> [THE PROBLEM]: Find the lines with the string "Exner" and return them.

++++ DATA TO PROCESS

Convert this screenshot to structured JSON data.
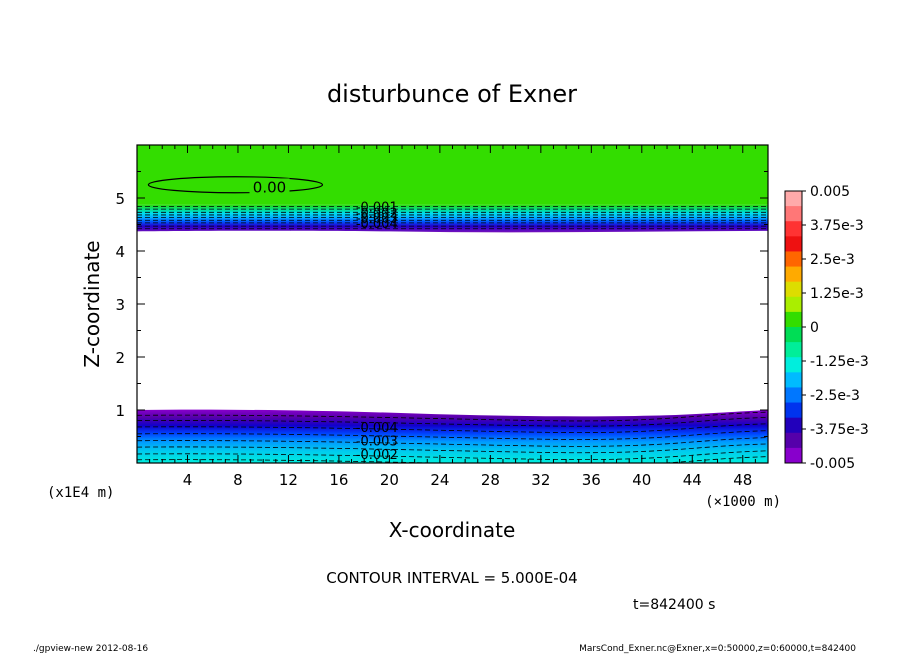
{
  "chart_data": {
    "type": "contour",
    "title": "disturbunce of Exner",
    "xlabel": "X-coordinate",
    "ylabel": "Z-coordinate",
    "x_unit_label": "(×1000 m)",
    "y_unit_label": "(x1E4 m)",
    "xlim": [
      0,
      50
    ],
    "ylim": [
      0,
      6
    ],
    "x_ticks": [
      "4",
      "8",
      "12",
      "16",
      "20",
      "24",
      "28",
      "32",
      "36",
      "40",
      "44",
      "48"
    ],
    "x_tick_values": [
      4,
      8,
      12,
      16,
      20,
      24,
      28,
      32,
      36,
      40,
      44,
      48
    ],
    "y_ticks": [
      "1",
      "2",
      "3",
      "4",
      "5"
    ],
    "y_tick_values": [
      1,
      2,
      3,
      4,
      5
    ],
    "colorbar": {
      "range": [
        -0.005,
        0.005
      ],
      "labels": [
        "0.005",
        "3.75e-3",
        "2.5e-3",
        "1.25e-3",
        "0",
        "-1.25e-3",
        "-2.5e-3",
        "-3.75e-3",
        "-0.005"
      ],
      "colors": [
        "#ffaaaa",
        "#ff7777",
        "#ff3333",
        "#ee1111",
        "#ff6600",
        "#ffaa00",
        "#dddd00",
        "#aaee00",
        "#33dd00",
        "#00dd55",
        "#00ee99",
        "#00eedd",
        "#00bbff",
        "#0077ff",
        "#0033ee",
        "#2200bb",
        "#5500aa",
        "#8800cc"
      ]
    },
    "contour_labels": [
      {
        "text": "0.00",
        "x": 10.5,
        "y": 5.2
      },
      {
        "text": "-0.001",
        "x": 19.0,
        "y": 4.84
      },
      {
        "text": "-0.002",
        "x": 19.0,
        "y": 4.73
      },
      {
        "text": "-0.003",
        "x": 19.0,
        "y": 4.63
      },
      {
        "text": "-0.004",
        "x": 19.0,
        "y": 4.53
      },
      {
        "text": "-0.004",
        "x": 19.0,
        "y": 0.68
      },
      {
        "text": "-0.003",
        "x": 19.0,
        "y": 0.42
      },
      {
        "text": "-0.002",
        "x": 19.0,
        "y": 0.17
      }
    ],
    "annotation": "CONTOUR INTERVAL = 5.000E-04",
    "time_label": "t=842400 s"
  },
  "footer": {
    "left": "./gpview-new  2012-08-16",
    "right": "MarsCond_Exner.nc@Exner,x=0:50000,z=0:60000,t=842400"
  },
  "colors": {
    "top_band": "#33dd00",
    "bottom_band_dark": "#8800cc",
    "bottom_band_light": "#00eedd"
  }
}
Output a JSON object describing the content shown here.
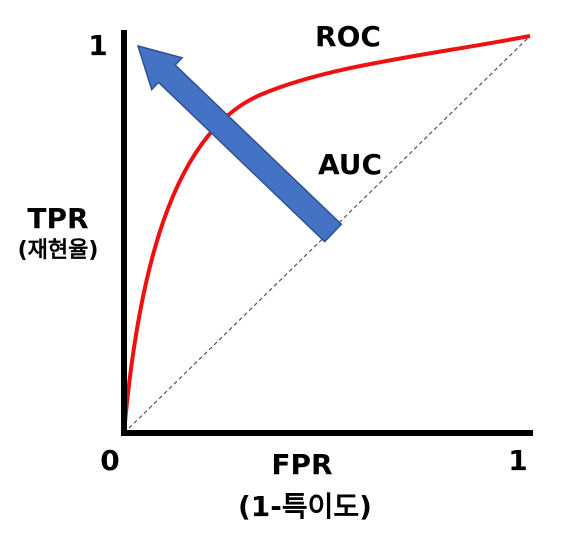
{
  "axes": {
    "y_max": "1",
    "origin": "0",
    "x_max": "1",
    "y_title": "TPR",
    "y_subtitle": "(재현율)",
    "x_title": "FPR",
    "x_subtitle": "(1-특이도)"
  },
  "labels": {
    "curve": "ROC",
    "area": "AUC"
  }
}
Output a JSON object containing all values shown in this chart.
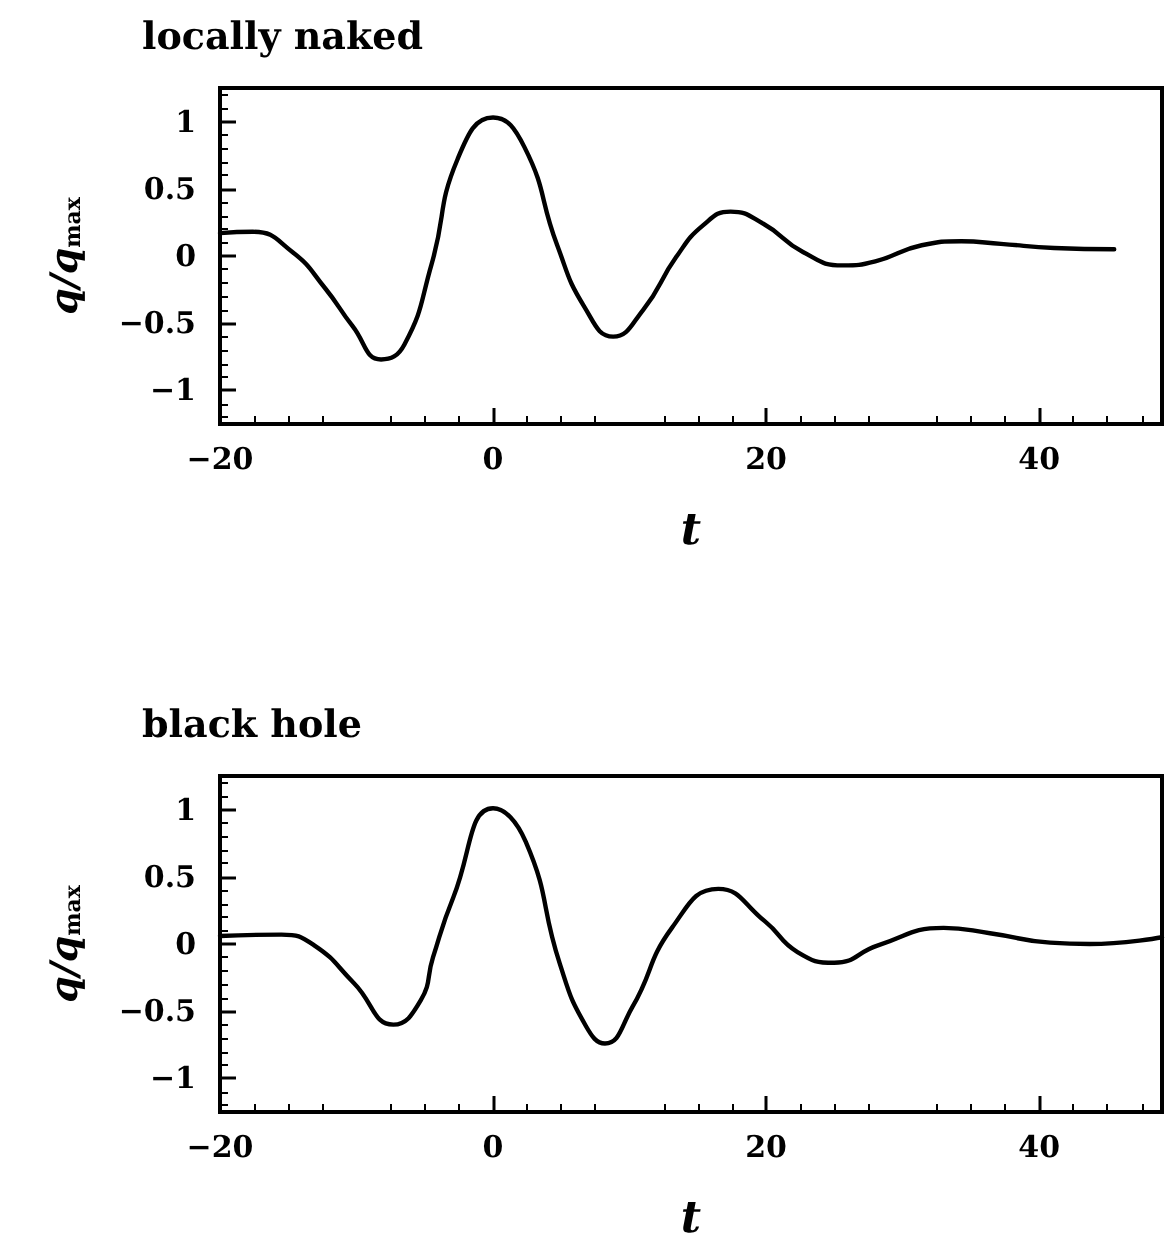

++++++++

> [ANSWER IN FULL]:
    "title": "disturbunce of Exner",
    "right": "MarsCond_Exner.nc@Exner,x=0:50000,z=0:60000,t=842400"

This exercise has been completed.